** Start Input material **
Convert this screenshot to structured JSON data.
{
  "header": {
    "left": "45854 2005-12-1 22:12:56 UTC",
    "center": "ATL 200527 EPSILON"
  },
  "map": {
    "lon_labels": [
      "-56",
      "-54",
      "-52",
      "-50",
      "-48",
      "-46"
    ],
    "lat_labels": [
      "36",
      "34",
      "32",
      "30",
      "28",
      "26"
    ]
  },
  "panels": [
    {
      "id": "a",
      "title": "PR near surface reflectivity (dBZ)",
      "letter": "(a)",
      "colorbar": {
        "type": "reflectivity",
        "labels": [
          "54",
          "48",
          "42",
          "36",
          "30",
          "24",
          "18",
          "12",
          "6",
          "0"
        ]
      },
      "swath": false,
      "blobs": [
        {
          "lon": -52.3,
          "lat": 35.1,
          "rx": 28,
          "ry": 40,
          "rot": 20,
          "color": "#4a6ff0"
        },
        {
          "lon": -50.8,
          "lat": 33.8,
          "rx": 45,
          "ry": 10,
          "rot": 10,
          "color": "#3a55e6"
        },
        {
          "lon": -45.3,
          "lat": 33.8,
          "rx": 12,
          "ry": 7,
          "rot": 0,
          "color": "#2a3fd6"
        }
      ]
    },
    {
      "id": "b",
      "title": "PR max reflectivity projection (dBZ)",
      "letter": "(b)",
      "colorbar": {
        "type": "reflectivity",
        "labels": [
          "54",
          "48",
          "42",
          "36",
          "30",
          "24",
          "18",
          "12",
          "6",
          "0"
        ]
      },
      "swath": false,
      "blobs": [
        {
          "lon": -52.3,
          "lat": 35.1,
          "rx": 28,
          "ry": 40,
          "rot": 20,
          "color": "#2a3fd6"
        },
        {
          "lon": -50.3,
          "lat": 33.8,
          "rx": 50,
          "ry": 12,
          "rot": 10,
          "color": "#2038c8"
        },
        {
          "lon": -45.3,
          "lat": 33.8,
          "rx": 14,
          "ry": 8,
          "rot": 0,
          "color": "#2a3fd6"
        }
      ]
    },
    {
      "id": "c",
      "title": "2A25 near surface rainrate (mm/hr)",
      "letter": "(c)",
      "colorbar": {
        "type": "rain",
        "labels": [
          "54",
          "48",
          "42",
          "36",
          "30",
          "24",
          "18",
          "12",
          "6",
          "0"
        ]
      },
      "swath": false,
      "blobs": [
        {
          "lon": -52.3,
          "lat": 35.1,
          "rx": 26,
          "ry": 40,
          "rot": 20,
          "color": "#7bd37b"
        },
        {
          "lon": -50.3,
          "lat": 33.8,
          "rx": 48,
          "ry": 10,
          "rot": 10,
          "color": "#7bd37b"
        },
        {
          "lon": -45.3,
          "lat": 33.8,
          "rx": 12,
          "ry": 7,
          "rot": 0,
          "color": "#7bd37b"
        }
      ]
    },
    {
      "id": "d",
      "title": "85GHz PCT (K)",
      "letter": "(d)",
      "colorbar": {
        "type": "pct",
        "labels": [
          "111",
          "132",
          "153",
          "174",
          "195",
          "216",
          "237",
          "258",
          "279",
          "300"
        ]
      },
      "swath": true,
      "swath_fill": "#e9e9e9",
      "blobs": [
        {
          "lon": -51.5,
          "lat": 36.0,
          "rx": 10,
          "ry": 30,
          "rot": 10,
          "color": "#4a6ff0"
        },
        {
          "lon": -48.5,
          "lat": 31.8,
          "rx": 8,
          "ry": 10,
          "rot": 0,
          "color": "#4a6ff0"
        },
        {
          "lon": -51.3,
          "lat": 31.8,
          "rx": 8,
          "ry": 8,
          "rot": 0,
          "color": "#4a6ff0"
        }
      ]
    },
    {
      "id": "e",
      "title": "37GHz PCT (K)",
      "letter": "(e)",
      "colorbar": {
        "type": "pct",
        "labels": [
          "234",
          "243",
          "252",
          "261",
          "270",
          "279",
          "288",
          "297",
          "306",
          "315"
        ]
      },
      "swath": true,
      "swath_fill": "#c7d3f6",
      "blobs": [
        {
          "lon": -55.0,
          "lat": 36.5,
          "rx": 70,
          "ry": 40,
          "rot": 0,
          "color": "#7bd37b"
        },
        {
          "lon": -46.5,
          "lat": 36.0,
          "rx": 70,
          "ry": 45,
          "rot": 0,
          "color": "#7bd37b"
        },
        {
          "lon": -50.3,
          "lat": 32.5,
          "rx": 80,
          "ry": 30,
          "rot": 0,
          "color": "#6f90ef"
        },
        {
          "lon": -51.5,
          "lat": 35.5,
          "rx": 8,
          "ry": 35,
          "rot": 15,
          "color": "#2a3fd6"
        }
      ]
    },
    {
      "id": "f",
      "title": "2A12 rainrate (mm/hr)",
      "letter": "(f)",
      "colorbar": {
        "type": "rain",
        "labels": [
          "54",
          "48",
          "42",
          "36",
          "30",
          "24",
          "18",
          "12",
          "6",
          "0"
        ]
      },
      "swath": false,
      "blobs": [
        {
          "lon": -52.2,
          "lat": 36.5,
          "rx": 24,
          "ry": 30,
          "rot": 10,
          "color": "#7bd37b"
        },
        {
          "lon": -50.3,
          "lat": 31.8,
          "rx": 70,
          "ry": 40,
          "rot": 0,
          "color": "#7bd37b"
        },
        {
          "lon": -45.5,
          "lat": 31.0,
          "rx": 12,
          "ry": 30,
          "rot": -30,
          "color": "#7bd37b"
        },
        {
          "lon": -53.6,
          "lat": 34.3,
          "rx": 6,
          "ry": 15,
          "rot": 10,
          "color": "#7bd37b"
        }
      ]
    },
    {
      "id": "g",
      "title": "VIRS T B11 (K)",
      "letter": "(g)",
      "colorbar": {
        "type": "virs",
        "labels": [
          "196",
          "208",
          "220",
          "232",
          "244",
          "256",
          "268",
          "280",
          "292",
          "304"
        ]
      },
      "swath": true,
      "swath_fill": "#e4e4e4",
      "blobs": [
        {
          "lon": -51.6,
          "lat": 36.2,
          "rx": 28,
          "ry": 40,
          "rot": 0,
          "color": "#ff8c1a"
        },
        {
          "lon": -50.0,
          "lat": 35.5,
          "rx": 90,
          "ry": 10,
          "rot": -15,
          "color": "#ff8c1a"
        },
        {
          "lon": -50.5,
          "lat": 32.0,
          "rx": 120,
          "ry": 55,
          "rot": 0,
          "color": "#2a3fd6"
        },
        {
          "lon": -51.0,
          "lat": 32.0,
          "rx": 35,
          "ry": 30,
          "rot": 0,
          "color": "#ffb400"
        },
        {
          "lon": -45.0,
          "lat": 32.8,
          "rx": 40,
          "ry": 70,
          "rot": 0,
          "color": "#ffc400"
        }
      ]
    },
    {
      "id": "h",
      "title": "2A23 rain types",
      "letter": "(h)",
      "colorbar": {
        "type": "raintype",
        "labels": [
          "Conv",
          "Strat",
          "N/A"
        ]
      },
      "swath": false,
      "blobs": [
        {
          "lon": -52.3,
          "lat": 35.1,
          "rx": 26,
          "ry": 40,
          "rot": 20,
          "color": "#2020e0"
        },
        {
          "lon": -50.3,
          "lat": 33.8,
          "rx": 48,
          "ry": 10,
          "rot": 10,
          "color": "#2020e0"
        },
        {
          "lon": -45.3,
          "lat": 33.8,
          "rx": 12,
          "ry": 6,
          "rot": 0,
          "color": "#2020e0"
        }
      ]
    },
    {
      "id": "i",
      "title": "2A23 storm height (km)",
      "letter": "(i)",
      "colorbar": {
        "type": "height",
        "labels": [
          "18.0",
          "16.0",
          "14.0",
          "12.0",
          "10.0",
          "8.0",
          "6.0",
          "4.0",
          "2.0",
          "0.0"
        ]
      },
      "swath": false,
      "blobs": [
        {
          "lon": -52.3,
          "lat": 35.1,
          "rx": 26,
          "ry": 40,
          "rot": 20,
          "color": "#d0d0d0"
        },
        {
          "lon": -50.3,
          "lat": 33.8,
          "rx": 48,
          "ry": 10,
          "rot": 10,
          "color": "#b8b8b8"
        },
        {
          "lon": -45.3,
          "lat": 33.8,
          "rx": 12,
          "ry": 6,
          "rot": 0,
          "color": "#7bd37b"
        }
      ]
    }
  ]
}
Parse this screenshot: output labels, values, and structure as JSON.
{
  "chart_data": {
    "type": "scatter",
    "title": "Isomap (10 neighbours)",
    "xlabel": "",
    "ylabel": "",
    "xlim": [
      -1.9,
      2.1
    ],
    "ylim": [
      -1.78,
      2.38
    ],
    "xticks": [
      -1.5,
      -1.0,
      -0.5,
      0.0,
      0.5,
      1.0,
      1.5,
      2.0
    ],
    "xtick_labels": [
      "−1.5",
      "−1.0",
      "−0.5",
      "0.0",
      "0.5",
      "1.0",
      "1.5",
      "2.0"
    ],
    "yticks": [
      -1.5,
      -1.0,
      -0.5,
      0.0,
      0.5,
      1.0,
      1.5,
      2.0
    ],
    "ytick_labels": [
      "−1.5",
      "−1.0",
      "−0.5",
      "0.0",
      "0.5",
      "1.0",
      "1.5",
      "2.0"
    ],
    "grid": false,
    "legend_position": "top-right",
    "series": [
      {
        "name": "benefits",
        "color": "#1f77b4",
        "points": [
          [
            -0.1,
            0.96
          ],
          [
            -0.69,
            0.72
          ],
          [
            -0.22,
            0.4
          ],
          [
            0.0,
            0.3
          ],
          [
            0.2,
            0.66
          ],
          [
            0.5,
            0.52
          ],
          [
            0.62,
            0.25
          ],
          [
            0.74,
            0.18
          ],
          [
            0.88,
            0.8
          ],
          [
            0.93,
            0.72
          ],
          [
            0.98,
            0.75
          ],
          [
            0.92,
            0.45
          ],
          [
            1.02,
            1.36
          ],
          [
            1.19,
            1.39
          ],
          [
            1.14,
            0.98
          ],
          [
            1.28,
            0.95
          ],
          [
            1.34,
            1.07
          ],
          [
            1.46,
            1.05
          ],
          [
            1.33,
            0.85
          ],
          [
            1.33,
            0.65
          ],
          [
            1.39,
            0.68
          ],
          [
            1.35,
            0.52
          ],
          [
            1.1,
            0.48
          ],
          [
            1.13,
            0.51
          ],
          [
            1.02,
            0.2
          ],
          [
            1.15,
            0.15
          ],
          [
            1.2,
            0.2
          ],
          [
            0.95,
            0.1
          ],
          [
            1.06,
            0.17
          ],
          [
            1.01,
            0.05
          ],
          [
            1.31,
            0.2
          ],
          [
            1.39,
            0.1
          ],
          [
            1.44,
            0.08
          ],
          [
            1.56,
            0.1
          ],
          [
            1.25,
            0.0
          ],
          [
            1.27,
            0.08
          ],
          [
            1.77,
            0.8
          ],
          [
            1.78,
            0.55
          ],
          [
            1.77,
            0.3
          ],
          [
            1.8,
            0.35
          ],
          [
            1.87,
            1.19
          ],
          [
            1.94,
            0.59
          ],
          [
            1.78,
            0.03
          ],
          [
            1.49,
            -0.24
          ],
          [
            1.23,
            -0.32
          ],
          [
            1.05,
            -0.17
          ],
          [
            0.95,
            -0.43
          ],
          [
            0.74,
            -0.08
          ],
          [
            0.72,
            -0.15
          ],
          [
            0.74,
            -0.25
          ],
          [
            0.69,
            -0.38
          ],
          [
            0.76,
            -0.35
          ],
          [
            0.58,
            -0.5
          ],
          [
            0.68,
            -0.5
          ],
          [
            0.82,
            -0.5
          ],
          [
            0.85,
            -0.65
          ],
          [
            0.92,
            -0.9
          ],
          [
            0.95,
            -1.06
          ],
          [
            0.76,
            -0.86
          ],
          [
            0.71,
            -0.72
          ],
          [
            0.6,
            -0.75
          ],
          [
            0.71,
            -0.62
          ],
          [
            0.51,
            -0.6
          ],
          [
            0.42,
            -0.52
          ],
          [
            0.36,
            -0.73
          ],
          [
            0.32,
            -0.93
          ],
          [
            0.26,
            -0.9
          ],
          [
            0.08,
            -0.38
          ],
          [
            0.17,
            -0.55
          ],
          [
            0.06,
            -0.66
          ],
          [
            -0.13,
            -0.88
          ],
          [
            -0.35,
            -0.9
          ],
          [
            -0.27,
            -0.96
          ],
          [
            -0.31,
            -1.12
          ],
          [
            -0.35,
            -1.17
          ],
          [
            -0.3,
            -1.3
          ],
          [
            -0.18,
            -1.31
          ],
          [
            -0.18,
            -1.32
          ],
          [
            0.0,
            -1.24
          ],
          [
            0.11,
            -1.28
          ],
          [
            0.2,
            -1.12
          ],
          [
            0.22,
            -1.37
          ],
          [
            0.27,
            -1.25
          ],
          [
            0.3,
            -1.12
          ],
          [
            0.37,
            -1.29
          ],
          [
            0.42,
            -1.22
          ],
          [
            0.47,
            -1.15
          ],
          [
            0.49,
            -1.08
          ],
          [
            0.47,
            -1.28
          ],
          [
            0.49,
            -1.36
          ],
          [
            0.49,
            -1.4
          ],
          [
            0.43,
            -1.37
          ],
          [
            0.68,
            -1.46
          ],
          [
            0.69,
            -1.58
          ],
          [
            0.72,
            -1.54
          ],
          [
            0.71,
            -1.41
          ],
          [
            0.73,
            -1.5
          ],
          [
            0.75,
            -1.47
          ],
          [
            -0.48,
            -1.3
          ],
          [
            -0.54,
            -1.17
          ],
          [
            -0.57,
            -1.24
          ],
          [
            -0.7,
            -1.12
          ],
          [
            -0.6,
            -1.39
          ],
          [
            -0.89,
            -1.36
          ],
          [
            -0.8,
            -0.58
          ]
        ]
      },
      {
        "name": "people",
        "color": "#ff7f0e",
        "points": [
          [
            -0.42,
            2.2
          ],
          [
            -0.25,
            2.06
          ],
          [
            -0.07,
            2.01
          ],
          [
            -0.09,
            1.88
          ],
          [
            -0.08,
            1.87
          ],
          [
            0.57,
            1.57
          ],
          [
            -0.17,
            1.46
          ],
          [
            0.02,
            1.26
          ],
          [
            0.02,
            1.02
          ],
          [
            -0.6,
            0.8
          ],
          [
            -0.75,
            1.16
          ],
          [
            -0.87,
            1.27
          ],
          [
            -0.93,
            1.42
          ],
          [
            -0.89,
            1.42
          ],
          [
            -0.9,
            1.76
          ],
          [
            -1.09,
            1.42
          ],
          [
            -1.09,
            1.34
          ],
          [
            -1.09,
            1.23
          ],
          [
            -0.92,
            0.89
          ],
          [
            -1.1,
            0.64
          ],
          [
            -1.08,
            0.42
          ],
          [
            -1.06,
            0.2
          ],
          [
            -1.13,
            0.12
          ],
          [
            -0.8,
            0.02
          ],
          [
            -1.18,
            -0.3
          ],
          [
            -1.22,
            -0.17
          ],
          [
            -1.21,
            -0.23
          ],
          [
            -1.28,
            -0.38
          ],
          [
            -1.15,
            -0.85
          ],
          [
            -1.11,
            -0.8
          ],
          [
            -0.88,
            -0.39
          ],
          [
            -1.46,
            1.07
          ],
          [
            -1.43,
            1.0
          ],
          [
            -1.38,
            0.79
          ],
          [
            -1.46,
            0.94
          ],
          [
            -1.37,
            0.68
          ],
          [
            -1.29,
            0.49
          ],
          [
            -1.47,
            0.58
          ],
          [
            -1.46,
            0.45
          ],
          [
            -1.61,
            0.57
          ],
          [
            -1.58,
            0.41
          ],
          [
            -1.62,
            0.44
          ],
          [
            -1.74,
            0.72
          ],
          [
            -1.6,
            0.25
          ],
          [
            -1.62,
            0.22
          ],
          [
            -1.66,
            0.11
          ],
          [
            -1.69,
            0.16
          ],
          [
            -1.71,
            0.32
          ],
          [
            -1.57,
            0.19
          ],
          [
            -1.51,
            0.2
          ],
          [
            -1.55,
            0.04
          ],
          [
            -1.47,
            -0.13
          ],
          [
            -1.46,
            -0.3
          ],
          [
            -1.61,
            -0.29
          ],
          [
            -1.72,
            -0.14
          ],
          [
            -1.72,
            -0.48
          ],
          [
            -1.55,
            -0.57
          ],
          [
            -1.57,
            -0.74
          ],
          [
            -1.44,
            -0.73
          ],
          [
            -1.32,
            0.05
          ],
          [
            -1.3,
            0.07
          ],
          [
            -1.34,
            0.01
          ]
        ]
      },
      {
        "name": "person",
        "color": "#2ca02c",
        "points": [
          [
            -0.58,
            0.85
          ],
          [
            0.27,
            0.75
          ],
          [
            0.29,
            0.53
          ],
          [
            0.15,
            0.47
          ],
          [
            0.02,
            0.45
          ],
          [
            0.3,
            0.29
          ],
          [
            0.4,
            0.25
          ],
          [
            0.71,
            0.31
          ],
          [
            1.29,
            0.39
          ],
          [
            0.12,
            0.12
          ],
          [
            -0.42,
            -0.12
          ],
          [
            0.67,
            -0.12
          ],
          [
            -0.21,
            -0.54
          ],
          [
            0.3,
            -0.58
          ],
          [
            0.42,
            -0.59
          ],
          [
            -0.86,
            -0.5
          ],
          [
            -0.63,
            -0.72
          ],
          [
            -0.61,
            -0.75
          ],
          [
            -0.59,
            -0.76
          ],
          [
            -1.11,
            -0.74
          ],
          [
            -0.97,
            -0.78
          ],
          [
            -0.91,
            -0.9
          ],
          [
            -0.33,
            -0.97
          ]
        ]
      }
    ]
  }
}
** End Input material **
# Problem requirements
Look through the entries above; copy each line where the string "title" appears.

# Written answer
      "title": "PR near surface reflectivity (dBZ)",
      "title": "PR max reflectivity projection (dBZ)",
      "title": "2A25 near surface rainrate (mm/hr)",
      "title": "85GHz PCT (K)",
      "title": "37GHz PCT (K)",
      "title": "2A12 rainrate (mm/hr)",
      "title": "VIRS T B11 (K)",
      "title": "2A23 rain types",
      "title": "2A23 storm height (km)",
    "title": "Isomap (10 neighbours)",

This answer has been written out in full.